A complete answer includes every line below with the word "ctrl".

━━━━━ Material for this exercise

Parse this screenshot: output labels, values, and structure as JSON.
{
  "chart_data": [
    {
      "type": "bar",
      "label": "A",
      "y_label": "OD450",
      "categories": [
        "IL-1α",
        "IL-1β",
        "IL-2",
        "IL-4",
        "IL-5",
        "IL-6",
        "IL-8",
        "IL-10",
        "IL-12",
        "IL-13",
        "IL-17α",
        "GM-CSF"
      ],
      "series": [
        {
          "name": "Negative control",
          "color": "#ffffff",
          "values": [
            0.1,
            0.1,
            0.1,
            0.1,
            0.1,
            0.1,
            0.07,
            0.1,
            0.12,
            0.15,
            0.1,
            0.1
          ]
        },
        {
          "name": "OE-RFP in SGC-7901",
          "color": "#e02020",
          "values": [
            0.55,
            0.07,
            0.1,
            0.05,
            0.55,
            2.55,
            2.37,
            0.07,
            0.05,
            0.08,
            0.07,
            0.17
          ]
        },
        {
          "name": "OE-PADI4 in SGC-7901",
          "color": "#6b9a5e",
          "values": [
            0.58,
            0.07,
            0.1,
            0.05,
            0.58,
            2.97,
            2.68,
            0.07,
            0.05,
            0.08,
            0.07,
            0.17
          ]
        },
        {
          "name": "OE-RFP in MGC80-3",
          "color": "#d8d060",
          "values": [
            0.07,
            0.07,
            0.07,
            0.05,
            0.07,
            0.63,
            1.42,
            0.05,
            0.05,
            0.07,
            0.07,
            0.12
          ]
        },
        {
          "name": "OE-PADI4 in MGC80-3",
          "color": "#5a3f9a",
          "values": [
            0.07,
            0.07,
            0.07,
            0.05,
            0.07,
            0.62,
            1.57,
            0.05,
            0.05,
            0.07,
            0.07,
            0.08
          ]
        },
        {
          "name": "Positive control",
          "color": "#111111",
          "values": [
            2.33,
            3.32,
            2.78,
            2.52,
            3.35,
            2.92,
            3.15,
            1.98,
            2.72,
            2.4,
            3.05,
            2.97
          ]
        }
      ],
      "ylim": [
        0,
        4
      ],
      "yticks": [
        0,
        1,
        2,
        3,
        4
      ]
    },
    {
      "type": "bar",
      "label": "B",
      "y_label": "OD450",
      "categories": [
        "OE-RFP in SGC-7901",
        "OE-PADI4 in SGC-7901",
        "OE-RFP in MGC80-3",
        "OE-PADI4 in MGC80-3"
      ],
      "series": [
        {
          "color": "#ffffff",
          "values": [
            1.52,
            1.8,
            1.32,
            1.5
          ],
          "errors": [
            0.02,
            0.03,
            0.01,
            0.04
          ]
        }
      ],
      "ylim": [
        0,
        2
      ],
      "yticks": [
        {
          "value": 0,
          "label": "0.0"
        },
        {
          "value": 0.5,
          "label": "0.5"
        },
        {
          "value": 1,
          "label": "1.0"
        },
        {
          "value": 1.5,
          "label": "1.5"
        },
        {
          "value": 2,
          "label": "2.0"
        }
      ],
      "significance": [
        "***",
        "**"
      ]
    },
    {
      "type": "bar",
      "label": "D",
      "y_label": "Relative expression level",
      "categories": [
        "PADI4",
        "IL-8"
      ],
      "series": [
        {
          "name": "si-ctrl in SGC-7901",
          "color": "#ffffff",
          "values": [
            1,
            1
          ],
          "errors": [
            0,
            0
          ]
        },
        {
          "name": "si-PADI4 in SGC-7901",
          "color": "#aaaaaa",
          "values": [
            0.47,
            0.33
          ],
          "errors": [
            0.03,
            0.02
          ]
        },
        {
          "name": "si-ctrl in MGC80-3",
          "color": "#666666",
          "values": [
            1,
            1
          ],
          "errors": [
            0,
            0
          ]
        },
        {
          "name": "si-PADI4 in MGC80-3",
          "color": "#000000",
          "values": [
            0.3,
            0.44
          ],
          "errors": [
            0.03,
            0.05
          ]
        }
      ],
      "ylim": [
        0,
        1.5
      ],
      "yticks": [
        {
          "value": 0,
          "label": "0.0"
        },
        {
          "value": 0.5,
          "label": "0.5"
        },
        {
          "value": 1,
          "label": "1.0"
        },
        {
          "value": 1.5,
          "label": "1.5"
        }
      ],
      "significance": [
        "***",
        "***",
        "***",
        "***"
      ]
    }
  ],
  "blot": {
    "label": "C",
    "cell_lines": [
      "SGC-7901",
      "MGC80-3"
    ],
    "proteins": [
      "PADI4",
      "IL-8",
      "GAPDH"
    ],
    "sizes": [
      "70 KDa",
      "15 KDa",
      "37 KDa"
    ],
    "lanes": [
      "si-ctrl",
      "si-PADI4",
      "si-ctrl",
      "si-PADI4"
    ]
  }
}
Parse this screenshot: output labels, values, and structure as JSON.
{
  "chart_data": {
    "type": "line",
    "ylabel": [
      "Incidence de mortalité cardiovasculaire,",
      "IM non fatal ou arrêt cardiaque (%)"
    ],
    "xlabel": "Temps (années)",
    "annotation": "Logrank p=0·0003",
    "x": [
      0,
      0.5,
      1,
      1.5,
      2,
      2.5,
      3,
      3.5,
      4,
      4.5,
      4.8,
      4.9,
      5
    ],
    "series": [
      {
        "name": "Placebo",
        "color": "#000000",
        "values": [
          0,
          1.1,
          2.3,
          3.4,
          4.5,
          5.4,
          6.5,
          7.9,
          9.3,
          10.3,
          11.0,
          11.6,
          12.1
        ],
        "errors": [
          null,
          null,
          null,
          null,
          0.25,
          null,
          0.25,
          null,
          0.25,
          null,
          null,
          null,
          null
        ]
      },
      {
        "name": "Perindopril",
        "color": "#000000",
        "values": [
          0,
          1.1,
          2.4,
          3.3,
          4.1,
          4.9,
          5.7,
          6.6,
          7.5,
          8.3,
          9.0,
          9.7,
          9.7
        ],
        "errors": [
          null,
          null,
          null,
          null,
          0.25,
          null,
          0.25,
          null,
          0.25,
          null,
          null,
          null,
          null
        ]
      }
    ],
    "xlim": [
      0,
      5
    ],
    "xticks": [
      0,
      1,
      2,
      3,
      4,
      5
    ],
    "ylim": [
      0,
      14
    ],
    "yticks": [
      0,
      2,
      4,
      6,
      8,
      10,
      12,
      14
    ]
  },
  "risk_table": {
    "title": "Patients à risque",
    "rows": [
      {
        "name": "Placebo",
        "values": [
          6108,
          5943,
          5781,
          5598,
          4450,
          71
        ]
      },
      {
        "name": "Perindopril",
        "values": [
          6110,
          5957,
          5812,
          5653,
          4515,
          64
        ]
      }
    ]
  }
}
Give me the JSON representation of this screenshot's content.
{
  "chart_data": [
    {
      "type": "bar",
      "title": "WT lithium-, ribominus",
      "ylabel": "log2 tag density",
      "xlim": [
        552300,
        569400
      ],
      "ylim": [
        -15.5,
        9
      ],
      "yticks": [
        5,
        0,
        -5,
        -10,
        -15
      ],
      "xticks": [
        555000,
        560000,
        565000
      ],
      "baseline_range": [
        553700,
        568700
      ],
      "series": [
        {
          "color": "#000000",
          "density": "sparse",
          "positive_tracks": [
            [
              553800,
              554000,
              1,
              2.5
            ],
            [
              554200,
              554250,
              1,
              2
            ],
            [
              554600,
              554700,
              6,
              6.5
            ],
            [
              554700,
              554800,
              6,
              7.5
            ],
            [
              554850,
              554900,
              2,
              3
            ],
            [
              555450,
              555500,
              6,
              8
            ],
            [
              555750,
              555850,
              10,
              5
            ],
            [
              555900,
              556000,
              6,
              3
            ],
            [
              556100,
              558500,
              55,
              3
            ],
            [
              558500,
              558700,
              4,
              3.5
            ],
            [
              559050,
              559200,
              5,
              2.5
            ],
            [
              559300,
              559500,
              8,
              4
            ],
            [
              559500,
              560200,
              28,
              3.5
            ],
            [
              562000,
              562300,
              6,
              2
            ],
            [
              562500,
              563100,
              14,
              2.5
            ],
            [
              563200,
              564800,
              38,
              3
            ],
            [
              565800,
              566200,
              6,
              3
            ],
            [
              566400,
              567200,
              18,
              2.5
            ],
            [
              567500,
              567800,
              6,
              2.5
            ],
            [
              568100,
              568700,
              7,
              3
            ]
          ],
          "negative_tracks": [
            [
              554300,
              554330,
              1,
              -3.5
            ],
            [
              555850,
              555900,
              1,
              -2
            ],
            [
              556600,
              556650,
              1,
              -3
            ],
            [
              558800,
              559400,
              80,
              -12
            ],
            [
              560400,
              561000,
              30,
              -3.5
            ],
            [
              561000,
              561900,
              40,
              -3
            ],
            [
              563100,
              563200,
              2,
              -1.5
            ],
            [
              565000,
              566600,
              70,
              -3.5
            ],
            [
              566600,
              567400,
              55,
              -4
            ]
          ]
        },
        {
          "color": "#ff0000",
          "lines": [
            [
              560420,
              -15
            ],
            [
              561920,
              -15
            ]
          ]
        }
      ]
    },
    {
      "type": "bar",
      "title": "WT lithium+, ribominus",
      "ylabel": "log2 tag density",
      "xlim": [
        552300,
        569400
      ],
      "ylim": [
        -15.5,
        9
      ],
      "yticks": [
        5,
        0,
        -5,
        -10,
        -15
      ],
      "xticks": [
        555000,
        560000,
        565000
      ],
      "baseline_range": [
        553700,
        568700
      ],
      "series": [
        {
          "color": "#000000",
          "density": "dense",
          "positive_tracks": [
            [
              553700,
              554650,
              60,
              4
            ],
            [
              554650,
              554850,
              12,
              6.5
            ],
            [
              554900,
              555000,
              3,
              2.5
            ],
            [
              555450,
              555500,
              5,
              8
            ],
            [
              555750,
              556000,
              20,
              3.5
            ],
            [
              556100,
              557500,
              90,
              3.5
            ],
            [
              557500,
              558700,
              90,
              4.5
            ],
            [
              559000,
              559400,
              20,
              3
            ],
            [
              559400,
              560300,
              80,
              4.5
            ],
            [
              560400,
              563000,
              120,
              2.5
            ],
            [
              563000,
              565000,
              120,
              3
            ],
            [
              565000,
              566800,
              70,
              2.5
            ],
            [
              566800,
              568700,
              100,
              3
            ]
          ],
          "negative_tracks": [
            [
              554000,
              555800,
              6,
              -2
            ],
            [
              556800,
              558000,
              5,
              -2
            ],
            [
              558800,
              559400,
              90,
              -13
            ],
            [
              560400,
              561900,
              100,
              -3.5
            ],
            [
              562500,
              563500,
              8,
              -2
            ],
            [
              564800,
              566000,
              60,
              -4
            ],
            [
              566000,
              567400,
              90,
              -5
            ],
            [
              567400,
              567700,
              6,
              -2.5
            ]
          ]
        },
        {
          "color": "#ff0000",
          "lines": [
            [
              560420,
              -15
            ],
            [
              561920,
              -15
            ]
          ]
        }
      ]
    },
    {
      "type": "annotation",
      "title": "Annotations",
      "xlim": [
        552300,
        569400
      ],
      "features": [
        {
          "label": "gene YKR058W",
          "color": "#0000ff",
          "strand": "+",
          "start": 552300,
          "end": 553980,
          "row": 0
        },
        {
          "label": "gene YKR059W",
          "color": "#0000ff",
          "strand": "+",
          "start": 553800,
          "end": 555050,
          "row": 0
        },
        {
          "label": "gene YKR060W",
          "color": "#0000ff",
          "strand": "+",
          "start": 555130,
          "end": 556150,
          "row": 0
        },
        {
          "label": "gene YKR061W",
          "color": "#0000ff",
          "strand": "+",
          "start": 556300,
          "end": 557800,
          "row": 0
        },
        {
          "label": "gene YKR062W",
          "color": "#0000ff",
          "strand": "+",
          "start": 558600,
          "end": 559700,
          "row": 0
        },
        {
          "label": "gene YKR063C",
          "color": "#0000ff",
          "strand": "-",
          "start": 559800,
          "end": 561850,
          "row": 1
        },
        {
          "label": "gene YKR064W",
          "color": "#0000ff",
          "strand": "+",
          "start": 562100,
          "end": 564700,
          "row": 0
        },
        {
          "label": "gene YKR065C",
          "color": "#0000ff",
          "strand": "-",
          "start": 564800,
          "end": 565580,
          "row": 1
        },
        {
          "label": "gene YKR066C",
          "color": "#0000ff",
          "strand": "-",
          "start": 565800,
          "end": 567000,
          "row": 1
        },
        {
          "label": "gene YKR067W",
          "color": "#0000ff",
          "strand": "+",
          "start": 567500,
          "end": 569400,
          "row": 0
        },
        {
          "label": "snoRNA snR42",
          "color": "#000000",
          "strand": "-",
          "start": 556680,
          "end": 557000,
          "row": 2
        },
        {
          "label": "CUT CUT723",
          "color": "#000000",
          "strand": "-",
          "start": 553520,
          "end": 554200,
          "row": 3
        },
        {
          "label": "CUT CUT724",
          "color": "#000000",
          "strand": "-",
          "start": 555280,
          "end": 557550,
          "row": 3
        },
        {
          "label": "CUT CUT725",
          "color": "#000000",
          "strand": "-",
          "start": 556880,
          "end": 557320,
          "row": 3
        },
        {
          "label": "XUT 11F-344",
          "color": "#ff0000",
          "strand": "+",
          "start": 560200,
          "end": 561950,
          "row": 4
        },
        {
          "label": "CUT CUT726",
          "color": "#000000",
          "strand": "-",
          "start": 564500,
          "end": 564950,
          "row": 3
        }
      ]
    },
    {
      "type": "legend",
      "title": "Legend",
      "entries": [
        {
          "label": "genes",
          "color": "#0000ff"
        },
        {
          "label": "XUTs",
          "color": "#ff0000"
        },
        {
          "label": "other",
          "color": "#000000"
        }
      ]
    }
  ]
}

━━━━━━━━━━

- Solution to the exercise -
          "name": "si-ctrl in SGC-7901",
          "name": "si-ctrl in MGC80-3",
      "si-ctrl",
      "si-ctrl",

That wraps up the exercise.